▶ Given records:
--------------------

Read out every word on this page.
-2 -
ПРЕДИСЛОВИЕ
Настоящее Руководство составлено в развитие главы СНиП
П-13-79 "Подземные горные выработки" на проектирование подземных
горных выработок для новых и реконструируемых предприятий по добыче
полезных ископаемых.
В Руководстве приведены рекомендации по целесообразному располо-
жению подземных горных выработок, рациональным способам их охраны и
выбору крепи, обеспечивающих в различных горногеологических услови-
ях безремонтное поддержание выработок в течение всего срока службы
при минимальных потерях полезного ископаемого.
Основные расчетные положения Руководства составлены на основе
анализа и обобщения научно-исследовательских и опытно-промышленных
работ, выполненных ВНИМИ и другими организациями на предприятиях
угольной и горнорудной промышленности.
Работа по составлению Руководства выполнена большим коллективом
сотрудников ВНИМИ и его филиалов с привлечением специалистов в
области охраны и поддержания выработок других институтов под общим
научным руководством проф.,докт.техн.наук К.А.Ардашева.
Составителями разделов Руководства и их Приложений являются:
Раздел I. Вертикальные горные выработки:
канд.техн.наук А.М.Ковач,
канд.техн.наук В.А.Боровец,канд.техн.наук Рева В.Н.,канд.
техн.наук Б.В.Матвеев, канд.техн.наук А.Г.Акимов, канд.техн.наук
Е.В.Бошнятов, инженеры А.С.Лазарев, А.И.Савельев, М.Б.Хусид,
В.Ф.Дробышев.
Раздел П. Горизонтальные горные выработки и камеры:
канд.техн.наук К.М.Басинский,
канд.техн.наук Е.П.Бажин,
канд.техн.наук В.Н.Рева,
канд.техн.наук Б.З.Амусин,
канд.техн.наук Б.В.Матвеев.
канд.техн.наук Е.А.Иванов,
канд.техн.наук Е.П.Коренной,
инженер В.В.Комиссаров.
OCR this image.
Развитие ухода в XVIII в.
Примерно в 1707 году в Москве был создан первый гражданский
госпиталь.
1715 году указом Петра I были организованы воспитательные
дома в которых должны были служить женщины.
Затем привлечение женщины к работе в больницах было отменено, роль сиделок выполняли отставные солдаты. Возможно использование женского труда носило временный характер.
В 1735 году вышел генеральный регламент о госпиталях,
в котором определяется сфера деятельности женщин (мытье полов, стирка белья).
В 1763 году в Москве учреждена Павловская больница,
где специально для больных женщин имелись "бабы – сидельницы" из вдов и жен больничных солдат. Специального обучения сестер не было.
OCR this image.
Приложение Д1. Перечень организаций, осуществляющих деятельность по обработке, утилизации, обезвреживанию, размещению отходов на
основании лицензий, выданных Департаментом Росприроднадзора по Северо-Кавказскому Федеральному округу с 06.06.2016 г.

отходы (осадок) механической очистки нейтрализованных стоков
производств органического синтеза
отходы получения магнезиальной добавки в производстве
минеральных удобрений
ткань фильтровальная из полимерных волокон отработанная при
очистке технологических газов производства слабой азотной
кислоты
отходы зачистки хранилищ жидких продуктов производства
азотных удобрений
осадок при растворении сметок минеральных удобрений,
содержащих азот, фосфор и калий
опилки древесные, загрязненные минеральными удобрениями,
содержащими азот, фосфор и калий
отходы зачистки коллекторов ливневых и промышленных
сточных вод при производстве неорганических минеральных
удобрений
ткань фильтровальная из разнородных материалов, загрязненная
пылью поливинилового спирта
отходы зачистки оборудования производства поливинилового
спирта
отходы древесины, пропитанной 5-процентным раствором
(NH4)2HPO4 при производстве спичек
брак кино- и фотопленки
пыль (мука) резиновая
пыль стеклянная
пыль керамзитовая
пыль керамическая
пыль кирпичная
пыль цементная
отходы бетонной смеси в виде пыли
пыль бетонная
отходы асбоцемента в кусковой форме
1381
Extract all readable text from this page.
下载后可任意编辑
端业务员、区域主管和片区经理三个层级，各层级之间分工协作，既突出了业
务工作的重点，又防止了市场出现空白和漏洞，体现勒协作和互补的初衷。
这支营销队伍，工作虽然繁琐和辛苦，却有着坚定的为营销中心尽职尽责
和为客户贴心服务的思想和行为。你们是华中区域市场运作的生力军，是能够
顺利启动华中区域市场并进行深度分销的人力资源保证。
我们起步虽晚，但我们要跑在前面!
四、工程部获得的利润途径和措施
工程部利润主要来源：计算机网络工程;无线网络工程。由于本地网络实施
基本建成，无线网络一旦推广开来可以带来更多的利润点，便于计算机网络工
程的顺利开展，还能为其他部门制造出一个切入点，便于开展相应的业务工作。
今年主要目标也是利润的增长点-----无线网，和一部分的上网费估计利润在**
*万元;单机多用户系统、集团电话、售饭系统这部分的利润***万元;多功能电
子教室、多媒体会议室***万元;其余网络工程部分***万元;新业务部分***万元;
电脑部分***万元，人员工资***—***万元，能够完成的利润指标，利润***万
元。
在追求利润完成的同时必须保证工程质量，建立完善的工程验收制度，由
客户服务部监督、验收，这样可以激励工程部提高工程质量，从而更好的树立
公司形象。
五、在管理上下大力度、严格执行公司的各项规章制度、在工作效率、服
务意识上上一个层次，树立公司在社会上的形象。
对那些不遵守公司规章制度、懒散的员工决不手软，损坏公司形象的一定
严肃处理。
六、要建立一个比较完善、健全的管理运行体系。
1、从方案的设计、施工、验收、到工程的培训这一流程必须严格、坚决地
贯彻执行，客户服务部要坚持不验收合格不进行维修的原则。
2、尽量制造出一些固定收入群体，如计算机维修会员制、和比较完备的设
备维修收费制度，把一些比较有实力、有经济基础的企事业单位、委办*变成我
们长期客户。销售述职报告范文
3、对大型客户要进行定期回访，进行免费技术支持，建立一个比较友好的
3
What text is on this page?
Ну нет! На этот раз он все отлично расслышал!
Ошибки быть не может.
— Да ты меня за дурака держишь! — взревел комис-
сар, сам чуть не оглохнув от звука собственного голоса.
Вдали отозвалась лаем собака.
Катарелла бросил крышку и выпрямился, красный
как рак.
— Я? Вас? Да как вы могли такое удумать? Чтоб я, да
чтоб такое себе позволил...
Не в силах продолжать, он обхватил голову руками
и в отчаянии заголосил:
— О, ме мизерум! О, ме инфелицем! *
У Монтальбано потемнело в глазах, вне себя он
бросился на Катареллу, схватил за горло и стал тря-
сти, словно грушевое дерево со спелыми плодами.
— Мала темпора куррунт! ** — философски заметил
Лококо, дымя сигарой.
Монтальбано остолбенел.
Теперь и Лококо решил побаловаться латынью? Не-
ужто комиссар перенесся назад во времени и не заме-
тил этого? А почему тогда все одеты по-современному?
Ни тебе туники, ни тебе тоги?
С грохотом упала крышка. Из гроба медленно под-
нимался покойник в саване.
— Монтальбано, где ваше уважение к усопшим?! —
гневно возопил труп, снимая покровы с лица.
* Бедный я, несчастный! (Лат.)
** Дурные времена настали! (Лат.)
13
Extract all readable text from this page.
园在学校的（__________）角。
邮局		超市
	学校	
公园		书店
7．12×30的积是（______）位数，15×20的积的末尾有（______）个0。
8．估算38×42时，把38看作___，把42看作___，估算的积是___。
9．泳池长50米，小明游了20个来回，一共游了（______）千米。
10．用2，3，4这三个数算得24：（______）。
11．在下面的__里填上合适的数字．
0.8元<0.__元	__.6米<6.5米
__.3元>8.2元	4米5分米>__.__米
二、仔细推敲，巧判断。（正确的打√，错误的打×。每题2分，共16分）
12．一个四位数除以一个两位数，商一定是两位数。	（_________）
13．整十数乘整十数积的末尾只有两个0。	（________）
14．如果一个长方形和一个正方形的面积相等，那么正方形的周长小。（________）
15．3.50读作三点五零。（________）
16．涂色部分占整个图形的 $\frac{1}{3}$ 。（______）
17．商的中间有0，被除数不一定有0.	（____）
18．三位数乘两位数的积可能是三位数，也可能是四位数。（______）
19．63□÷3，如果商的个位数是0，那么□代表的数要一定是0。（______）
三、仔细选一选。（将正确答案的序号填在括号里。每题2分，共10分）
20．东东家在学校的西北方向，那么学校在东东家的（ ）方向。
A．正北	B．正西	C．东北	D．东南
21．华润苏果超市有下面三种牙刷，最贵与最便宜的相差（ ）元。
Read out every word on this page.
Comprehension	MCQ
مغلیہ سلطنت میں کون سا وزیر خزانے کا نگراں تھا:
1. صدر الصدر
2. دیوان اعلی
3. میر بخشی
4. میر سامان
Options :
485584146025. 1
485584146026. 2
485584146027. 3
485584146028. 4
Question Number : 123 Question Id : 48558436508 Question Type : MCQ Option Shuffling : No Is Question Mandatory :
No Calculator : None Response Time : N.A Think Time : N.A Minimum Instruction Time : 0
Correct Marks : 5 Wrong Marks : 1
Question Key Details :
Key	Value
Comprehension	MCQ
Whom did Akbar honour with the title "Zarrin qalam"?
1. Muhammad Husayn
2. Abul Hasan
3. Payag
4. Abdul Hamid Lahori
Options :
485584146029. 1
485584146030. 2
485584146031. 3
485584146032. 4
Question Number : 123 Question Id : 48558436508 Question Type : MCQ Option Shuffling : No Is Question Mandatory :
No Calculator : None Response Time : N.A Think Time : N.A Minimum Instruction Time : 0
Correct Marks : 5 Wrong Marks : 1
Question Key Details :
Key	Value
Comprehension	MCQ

--------------------

Every line containing the string "отходы" must be listed.

отходы (осадок) механической очистки нейтрализованных стоков
отходы получения магнезиальной добавки в производстве
отходы зачистки хранилищ жидких продуктов производства
отходы зачистки коллекторов ливневых и промышленных
отходы зачистки оборудования производства поливинилового
отходы древесины, пропитанной 5-процентным раствором
отходы бетонной смеси в виде пыли
отходы асбоцемента в кусковой форме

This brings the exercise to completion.